Stated task:
Please write out the material that follows, exactly as it stands.

Data provided:
—————

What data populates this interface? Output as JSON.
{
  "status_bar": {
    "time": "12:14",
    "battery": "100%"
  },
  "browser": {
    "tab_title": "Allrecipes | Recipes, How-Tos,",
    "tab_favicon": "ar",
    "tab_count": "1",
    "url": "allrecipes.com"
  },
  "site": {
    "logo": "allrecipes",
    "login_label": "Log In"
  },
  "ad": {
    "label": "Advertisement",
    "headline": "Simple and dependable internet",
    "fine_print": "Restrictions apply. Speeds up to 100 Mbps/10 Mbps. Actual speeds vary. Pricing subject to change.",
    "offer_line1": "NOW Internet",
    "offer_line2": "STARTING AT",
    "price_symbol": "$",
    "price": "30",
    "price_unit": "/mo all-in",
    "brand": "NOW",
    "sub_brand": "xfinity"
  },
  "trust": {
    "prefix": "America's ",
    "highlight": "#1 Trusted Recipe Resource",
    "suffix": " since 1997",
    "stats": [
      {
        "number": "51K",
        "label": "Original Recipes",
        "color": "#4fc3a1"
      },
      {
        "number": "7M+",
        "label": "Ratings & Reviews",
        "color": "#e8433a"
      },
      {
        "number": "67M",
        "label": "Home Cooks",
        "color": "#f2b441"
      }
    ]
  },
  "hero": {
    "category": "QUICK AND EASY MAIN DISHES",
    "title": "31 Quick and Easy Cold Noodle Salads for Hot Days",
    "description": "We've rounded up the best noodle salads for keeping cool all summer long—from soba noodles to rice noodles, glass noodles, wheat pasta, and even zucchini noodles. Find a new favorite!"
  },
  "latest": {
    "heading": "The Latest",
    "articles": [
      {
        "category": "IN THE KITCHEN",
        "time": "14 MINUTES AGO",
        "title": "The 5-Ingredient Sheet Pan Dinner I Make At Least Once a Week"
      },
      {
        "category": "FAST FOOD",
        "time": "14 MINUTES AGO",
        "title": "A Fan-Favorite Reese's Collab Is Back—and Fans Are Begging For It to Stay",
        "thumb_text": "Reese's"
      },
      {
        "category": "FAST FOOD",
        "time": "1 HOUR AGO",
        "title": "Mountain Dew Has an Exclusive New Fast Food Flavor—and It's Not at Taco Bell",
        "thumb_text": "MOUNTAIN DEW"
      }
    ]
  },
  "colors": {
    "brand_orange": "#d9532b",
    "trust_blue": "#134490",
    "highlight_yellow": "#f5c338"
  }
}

—————

Problem solution:
What data populates this interface? Output as JSON.
{
  "status_bar": {
    "time": "12:14",
    "battery": "100%"
  },
  "browser": {
    "tab_title": "Allrecipes | Recipes, How-Tos,",
    "tab_favicon": "ar",
    "tab_count": "1",
    "url": "allrecipes.com"
  },
  "site": {
    "logo": "allrecipes",
    "login_label": "Log In"
  },
  "ad": {
    "label": "Advertisement",
    "headline": "Simple and dependable internet",
    "fine_print": "Restrictions apply. Speeds up to 100 Mbps/10 Mbps. Actual speeds vary. Pricing subject to change.",
    "offer_line1": "NOW Internet",
    "offer_line2": "STARTING AT",
    "price_symbol": "$",
    "price": "30",
    "price_unit": "/mo all-in",
    "brand": "NOW",
    "sub_brand": "xfinity"
  },
  "trust": {
    "prefix": "America's ",
    "highlight": "#1 Trusted Recipe Resource",
    "suffix": " since 1997",
    "stats": [
      {
        "number": "51K",
        "label": "Original Recipes",
        "color": "#4fc3a1"
      },
      {
        "number": "7M+",
        "label": "Ratings & Reviews",
        "color": "#e8433a"
      },
      {
        "number": "67M",
        "label": "Home Cooks",
        "color": "#f2b441"
      }
    ]
  },
  "hero": {
    "category": "QUICK AND EASY MAIN DISHES",
    "title": "31 Quick and Easy Cold Noodle Salads for Hot Days",
    "description": "We've rounded up the best noodle salads for keeping cool all summer long—from soba noodles to rice noodles, glass noodles, wheat pasta, and even zucchini noodles. Find a new favorite!"
  },
  "latest": {
    "heading": "The Latest",
    "articles": [
      {
        "category": "IN THE KITCHEN",
        "time": "14 MINUTES AGO",
        "title": "The 5-Ingredient Sheet Pan Dinner I Make At Least Once a Week"
      },
      {
        "category": "FAST FOOD",
        "time": "14 MINUTES AGO",
        "title": "A Fan-Favorite Reese's Collab Is Back—and Fans Are Begging For It to Stay",
        "thumb_text": "Reese's"
      },
      {
        "category": "FAST FOOD",
        "time": "1 HOUR AGO",
        "title": "Mountain Dew Has an Exclusive New Fast Food Flavor—and It's Not at Taco Bell",
        "thumb_text": "MOUNTAIN DEW"
      }
    ]
  },
  "colors": {
    "brand_orange": "#d9532b",
    "trust_blue": "#134490",
    "highlight_yellow": "#f5c338"
  }
}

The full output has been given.